> Required task: Repeat the whole listing exactly as written.

[Stored data]

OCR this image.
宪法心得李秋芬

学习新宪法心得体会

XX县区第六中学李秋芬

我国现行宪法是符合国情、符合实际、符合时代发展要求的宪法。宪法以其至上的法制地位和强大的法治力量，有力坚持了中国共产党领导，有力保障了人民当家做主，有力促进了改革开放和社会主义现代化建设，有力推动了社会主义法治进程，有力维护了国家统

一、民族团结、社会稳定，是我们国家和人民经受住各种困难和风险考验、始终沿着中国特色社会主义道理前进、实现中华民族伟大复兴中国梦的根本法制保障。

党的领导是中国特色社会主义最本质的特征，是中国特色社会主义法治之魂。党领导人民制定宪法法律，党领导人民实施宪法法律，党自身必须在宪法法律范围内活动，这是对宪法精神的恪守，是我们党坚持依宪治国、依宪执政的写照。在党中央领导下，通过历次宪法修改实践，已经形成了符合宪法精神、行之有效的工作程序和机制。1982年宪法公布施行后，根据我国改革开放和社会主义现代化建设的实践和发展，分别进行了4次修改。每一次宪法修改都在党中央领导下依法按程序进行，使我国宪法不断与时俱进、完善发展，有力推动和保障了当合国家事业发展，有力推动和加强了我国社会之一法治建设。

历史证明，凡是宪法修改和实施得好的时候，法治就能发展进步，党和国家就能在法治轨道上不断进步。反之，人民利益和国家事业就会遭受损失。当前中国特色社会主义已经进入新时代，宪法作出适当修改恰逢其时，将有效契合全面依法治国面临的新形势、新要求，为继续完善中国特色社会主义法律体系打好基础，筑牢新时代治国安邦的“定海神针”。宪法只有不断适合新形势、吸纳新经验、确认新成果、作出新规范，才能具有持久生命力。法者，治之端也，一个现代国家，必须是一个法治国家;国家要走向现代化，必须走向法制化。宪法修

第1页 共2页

> Exercise response:
OCR this image.
宪法心得李秋芬

学习新宪法心得体会

XX县区第六中学李秋芬

我国现行宪法是符合国情、符合实际、符合时代发展要求的宪法。宪法以其至上的法制地位和强大的法治力量，有力坚持了中国共产党领导，有力保障了人民当家做主，有力促进了改革开放和社会主义现代化建设，有力推动了社会主义法治进程，有力维护了国家统

一、民族团结、社会稳定，是我们国家和人民经受住各种困难和风险考验、始终沿着中国特色社会主义道理前进、实现中华民族伟大复兴中国梦的根本法制保障。

党的领导是中国特色社会主义最本质的特征，是中国特色社会主义法治之魂。党领导人民制定宪法法律，党领导人民实施宪法法律，党自身必须在宪法法律范围内活动，这是对宪法精神的恪守，是我们党坚持依宪治国、依宪执政的写照。在党中央领导下，通过历次宪法修改实践，已经形成了符合宪法精神、行之有效的工作程序和机制。1982年宪法公布施行后，根据我国改革开放和社会主义现代化建设的实践和发展，分别进行了4次修改。每一次宪法修改都在党中央领导下依法按程序进行，使我国宪法不断与时俱进、完善发展，有力推动和保障了当合国家事业发展，有力推动和加强了我国社会之一法治建设。

历史证明，凡是宪法修改和实施得好的时候，法治就能发展进步，党和国家就能在法治轨道上不断进步。反之，人民利益和国家事业就会遭受损失。当前中国特色社会主义已经进入新时代，宪法作出适当修改恰逢其时，将有效契合全面依法治国面临的新形势、新要求，为继续完善中国特色社会主义法律体系打好基础，筑牢新时代治国安邦的“定海神针”。宪法只有不断适合新形势、吸纳新经验、确认新成果、作出新规范，才能具有持久生命力。法者，治之端也，一个现代国家，必须是一个法治国家;国家要走向现代化，必须走向法制化。宪法修

第1页 共2页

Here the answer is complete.